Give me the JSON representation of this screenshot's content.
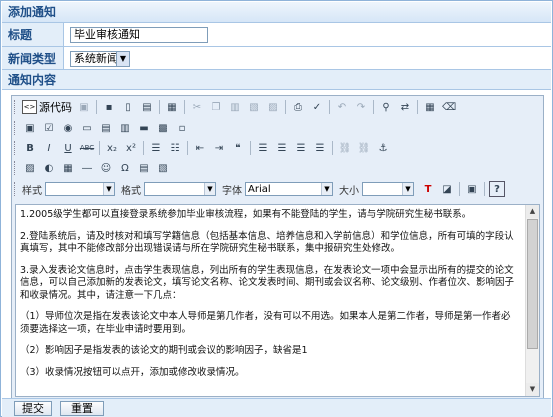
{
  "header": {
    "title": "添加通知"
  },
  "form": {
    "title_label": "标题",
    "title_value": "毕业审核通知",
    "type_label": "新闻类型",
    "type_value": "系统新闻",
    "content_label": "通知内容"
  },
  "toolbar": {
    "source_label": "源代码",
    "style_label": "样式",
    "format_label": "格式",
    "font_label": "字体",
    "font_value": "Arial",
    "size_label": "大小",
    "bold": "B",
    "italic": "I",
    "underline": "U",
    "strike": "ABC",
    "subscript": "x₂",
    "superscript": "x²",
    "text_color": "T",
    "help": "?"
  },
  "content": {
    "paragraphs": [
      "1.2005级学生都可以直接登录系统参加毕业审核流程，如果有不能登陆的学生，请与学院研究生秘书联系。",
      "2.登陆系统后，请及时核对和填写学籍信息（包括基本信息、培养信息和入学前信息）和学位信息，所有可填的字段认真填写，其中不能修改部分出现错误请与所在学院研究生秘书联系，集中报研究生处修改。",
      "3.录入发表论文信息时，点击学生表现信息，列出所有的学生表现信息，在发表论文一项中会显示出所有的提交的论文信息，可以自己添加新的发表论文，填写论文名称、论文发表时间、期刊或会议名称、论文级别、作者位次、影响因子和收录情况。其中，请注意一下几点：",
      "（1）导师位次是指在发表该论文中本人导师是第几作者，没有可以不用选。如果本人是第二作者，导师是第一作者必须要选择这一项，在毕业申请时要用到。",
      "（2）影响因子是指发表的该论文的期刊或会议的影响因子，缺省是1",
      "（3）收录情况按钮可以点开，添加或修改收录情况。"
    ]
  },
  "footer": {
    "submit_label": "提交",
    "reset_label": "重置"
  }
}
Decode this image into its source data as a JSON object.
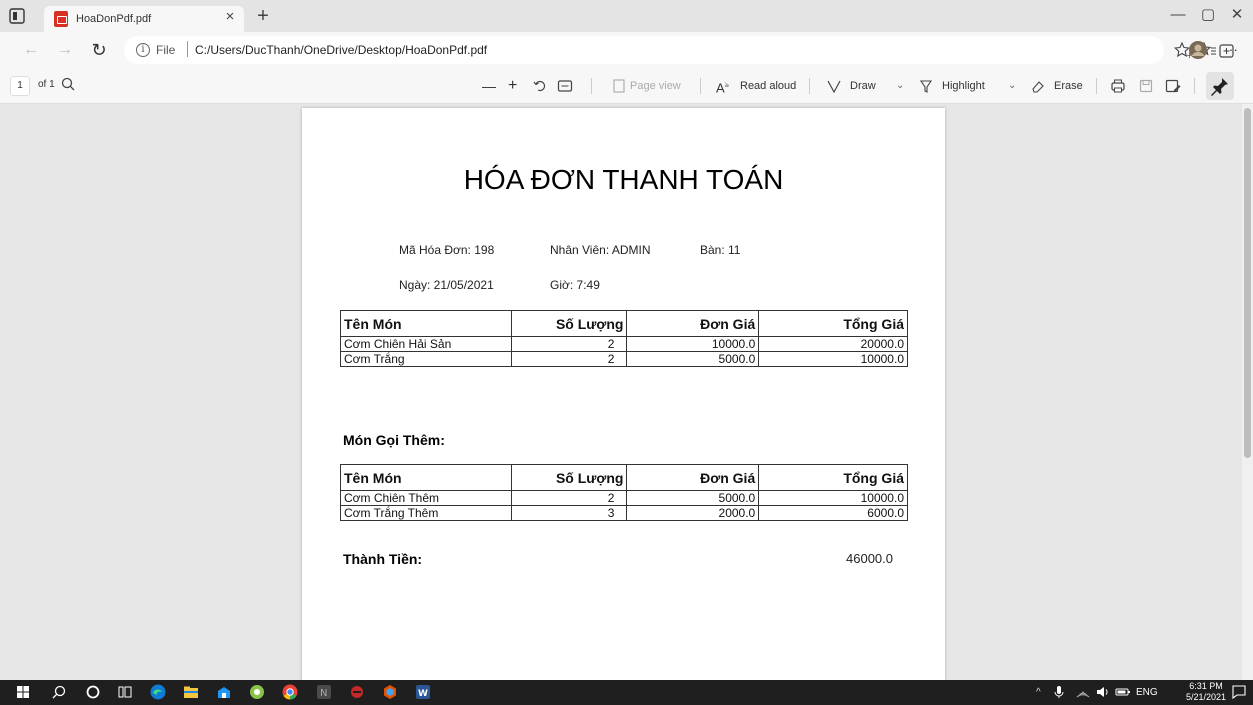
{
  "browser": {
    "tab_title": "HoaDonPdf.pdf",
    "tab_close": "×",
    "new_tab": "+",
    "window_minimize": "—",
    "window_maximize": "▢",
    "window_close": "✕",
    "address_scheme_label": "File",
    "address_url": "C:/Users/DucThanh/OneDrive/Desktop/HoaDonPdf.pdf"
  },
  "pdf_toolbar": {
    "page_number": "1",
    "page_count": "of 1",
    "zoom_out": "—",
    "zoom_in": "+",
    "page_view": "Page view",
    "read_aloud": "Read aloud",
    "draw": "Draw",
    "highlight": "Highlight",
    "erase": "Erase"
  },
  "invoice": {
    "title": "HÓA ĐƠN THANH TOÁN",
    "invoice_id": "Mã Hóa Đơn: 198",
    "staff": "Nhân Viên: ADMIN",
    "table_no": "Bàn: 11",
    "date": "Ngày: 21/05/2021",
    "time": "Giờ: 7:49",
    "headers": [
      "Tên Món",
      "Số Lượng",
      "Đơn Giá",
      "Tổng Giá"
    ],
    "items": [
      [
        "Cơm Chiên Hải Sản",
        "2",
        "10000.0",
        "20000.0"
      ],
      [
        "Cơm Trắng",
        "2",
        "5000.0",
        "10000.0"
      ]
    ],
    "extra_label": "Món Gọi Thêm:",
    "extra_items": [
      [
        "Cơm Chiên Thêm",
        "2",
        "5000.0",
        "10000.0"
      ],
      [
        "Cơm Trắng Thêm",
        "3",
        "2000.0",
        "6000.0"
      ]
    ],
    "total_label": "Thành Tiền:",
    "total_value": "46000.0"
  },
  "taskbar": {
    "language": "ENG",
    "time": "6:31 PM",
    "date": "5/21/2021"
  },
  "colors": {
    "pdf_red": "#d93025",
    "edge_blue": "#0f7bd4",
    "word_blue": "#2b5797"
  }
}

● ● ●

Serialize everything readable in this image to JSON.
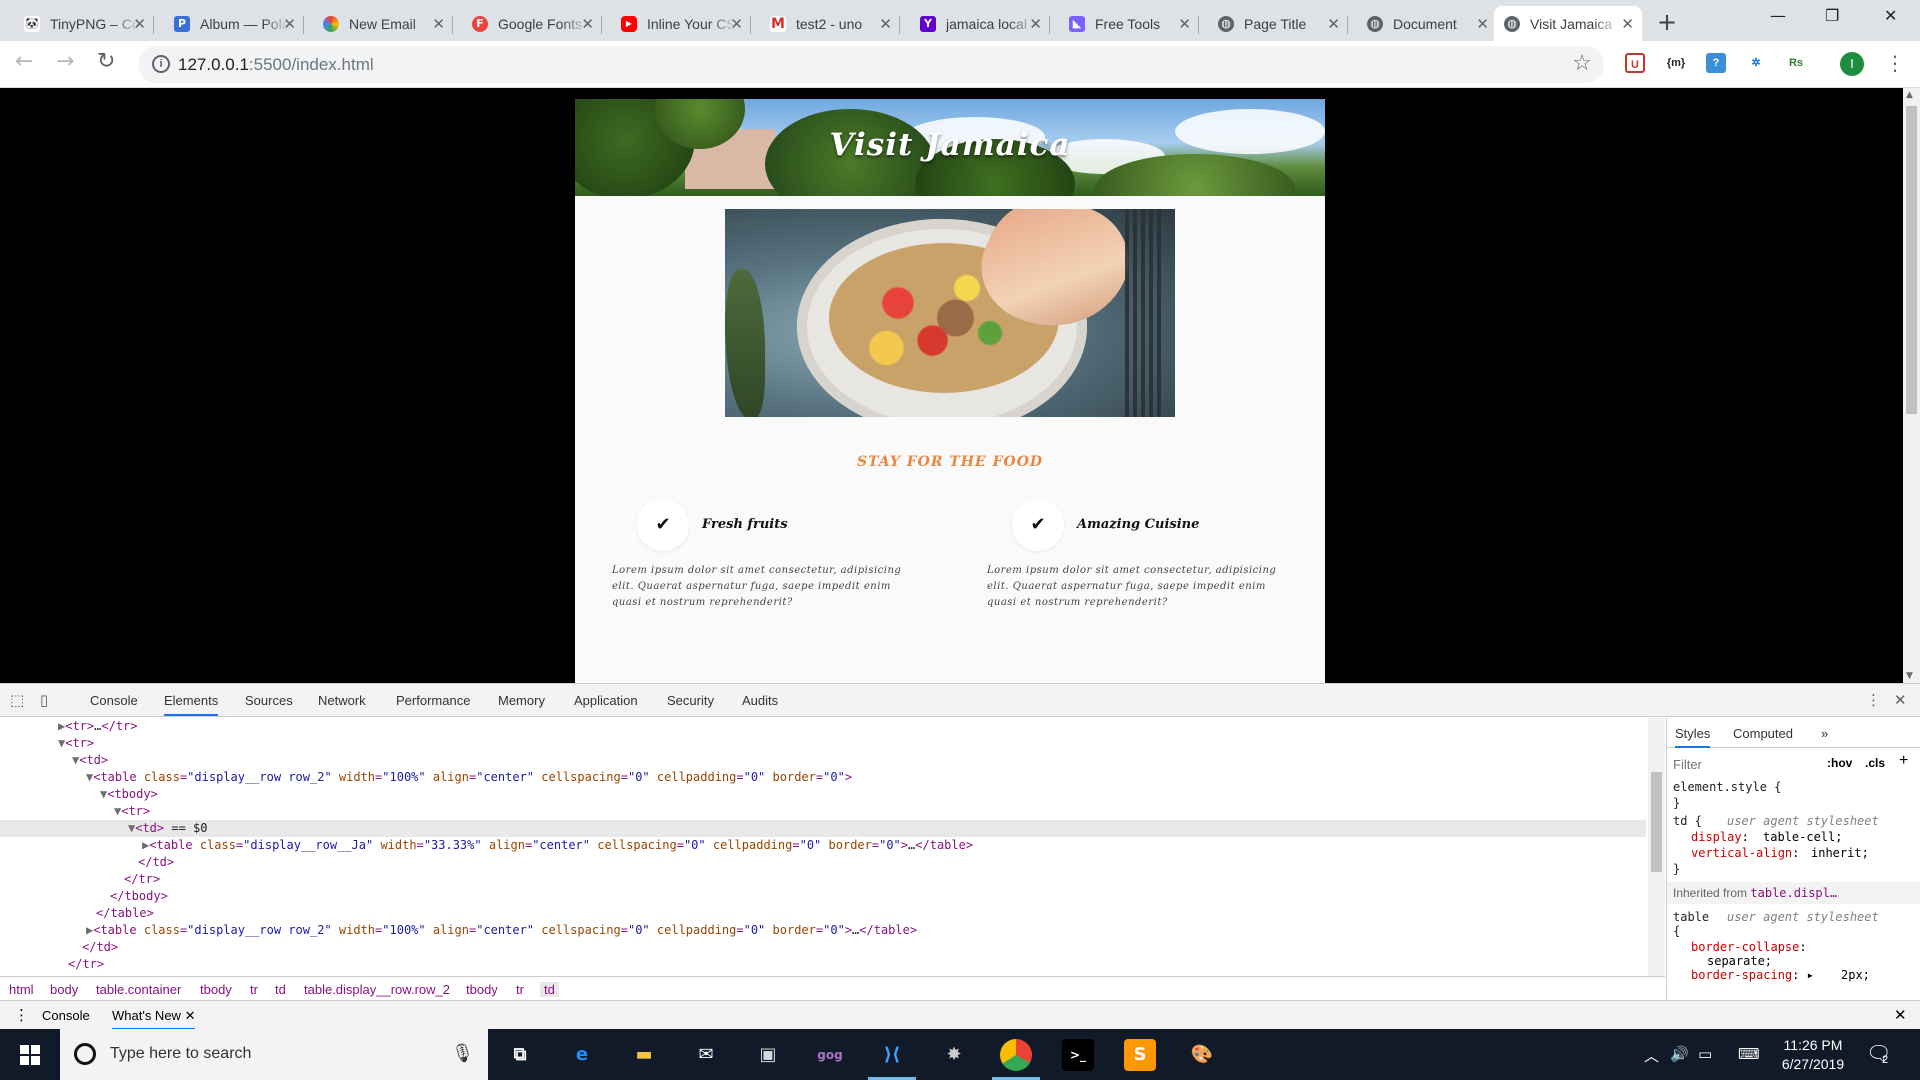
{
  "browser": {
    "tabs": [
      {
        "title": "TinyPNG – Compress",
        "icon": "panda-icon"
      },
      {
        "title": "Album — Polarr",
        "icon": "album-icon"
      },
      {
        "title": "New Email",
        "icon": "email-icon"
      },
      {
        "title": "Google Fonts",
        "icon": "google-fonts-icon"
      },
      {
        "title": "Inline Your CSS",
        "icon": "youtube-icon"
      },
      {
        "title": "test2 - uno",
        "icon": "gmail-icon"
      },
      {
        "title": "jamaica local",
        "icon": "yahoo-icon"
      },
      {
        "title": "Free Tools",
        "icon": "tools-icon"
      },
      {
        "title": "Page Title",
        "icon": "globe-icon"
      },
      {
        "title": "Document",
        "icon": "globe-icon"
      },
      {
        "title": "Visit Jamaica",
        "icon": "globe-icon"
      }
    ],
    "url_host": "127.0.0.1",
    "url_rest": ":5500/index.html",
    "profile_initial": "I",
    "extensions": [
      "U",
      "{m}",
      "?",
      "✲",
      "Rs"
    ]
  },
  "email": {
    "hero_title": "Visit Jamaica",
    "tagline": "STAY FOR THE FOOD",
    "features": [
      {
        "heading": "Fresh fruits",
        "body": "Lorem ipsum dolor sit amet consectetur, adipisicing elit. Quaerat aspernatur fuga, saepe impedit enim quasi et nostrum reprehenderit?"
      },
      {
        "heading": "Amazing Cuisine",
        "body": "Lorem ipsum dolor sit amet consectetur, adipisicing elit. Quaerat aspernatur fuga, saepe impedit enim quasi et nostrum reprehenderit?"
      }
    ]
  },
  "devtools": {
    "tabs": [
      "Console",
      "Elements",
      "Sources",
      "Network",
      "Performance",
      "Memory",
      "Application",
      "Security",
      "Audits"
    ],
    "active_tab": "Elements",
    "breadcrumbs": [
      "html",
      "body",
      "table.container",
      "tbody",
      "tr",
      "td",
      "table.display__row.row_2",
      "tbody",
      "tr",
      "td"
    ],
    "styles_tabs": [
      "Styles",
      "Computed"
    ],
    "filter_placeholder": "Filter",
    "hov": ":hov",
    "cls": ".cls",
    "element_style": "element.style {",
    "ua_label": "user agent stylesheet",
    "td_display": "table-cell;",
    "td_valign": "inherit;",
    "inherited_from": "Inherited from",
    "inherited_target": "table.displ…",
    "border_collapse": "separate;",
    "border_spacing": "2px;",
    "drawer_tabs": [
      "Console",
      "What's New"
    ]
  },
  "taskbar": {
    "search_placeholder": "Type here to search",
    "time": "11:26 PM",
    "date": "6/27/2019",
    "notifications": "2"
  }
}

● ● ●

> WHAT THIS TASK INVOLVES
Each line that holds the string "HoaDonPdf" counts once; give the total and nothing else.

> SOLUTION TO THE PROBLEM
2